• **Data shown**
· · · ·
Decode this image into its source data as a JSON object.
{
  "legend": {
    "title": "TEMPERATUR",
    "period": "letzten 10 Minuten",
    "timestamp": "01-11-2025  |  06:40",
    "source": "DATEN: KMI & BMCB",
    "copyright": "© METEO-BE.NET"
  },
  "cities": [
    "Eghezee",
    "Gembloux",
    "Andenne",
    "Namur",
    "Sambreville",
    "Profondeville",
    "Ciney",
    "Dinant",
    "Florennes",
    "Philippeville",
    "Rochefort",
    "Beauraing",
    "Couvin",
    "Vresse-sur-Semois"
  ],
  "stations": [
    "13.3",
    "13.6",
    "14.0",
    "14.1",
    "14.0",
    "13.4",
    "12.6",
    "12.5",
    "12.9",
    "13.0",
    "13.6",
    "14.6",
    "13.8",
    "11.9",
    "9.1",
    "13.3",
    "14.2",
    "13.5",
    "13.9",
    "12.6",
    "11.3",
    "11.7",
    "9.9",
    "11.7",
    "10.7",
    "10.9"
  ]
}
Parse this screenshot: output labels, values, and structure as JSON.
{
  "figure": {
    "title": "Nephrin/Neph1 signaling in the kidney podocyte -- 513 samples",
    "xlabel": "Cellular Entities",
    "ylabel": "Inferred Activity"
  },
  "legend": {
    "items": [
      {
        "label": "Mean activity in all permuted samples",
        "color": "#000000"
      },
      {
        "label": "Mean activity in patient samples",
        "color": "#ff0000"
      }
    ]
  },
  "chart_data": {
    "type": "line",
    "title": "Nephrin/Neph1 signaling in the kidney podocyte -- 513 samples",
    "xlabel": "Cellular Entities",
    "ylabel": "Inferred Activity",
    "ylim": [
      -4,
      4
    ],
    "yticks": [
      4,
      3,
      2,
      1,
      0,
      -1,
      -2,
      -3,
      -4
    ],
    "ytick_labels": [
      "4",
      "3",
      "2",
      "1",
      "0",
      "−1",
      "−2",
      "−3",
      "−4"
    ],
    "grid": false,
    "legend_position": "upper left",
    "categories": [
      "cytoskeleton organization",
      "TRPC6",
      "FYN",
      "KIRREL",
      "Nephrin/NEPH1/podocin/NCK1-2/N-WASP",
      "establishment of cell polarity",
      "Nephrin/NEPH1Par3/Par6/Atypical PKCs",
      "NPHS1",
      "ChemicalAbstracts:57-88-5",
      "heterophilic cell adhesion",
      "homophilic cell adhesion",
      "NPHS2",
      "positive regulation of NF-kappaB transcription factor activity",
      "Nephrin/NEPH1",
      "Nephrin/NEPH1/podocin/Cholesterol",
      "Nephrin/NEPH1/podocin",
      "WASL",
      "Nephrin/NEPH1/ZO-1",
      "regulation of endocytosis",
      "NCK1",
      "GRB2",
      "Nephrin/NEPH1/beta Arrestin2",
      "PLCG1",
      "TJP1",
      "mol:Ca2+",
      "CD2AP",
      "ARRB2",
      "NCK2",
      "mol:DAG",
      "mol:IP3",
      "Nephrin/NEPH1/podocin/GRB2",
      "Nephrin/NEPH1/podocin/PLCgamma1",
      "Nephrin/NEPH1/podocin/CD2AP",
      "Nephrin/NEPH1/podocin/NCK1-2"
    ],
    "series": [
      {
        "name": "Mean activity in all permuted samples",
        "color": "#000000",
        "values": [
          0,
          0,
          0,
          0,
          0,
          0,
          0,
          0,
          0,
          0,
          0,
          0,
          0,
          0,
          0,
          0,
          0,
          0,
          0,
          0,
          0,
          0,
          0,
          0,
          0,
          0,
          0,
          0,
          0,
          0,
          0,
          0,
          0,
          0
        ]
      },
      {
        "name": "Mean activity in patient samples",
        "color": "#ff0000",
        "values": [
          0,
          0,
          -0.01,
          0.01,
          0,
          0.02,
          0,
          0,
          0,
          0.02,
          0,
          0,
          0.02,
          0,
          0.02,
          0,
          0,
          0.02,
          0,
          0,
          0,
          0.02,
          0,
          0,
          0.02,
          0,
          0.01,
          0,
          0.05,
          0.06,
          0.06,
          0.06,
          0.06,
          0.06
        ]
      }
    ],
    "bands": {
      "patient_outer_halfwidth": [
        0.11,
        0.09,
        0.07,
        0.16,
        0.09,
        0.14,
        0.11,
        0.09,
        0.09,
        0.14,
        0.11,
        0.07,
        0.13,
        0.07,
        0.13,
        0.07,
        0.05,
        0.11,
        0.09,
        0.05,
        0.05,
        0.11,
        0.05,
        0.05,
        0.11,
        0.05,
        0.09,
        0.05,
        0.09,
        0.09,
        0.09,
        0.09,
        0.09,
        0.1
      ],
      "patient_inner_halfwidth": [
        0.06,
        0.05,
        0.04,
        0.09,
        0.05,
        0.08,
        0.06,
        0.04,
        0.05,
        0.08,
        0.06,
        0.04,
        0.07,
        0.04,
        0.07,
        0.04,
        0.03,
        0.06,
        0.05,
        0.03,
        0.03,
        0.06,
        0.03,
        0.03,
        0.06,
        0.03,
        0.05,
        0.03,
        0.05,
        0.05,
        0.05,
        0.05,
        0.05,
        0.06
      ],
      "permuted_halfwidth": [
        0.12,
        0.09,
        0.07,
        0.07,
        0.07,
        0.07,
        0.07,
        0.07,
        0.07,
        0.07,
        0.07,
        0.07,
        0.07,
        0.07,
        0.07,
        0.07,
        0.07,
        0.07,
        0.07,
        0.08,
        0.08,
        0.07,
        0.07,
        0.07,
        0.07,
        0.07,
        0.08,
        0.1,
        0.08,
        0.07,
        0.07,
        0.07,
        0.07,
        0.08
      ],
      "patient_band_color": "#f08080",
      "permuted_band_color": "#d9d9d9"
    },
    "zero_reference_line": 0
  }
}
· · · ·
Scan the lines above for "this", then copy every one that has it.

• **Expected output**
Decode this image into its source data as a JSON object.
Parse this screenshot: output labels, values, and structure as JSON.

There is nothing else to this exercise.